----- EXERCISE MATERIALS -----

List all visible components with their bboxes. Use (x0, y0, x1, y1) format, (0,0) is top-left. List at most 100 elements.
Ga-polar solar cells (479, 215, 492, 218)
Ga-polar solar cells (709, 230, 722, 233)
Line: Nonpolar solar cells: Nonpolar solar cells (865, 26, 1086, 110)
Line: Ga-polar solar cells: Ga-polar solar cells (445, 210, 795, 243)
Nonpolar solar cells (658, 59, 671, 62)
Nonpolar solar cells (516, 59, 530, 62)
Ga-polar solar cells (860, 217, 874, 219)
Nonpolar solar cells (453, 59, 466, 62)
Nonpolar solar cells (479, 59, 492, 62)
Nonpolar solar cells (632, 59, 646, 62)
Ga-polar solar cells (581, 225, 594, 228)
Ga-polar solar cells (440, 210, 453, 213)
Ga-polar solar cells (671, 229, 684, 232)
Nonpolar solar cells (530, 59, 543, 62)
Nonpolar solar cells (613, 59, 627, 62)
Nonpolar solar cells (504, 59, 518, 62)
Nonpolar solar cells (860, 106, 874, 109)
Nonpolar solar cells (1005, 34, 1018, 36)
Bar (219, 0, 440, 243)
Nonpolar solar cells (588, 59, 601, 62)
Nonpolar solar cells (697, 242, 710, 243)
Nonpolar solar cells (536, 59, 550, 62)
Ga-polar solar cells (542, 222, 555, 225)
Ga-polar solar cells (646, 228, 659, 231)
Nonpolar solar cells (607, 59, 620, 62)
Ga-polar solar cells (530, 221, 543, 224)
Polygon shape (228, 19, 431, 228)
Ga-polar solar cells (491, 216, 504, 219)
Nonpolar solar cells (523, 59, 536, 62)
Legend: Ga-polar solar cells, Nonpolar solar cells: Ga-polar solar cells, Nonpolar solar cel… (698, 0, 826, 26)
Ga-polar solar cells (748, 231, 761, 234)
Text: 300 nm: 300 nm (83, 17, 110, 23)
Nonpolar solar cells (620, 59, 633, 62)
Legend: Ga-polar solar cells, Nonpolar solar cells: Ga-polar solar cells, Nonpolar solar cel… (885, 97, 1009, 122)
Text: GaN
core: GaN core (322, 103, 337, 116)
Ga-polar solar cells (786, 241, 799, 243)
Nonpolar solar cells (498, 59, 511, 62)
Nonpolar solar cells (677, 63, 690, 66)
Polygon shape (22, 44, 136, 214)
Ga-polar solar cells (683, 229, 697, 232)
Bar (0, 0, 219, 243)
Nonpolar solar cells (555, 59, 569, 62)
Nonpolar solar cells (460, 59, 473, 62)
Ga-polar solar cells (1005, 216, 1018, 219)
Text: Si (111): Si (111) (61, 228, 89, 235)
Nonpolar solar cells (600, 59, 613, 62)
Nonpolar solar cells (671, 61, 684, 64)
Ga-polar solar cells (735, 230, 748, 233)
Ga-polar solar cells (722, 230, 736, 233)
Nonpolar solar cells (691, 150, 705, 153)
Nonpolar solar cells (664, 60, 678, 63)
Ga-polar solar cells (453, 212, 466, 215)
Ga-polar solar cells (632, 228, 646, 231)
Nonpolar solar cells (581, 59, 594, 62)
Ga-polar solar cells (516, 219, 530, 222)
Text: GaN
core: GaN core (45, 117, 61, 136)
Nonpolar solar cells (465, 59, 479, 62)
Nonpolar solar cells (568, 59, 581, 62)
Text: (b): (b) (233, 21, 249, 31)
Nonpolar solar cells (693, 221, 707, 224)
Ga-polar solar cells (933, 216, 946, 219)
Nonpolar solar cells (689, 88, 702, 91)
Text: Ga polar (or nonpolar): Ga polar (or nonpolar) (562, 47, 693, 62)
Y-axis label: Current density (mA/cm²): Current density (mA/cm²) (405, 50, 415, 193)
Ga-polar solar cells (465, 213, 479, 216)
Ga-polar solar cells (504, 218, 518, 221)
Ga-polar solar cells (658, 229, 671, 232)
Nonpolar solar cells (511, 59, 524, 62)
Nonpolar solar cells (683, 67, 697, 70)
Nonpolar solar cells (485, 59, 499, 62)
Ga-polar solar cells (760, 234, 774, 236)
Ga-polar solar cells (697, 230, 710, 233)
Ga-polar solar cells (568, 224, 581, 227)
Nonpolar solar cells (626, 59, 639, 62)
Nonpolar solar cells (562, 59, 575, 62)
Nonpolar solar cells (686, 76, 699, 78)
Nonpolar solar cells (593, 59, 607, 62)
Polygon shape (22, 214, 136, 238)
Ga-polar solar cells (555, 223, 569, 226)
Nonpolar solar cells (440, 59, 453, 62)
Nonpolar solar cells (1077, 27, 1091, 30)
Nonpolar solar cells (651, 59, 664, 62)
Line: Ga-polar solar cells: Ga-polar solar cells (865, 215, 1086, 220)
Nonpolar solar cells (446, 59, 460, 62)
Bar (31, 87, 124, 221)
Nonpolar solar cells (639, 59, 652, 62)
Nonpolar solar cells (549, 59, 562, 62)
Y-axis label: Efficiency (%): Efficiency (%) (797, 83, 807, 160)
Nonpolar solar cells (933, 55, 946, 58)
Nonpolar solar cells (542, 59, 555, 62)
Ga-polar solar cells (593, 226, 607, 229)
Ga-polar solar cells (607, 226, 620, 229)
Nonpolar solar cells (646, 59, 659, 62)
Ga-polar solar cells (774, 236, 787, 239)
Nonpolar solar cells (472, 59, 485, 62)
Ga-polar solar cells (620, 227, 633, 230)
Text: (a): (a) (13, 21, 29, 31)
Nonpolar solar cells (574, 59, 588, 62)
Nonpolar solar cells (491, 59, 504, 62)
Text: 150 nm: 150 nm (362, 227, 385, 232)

-----

» **TASK REQUIREMENTS**: Only the lines of the data holding the string "Legend" are wanted; copy each of them.

» **OUTPUT FOR THIS EXERCISE**:
Legend: Ga-polar solar cells, Nonpolar solar cells: Ga-polar solar cells, Nonpolar solar cel… (698, 0, 826, 26)
Legend: Ga-polar solar cells, Nonpolar solar cells: Ga-polar solar cells, Nonpolar solar cel… (885, 97, 1009, 122)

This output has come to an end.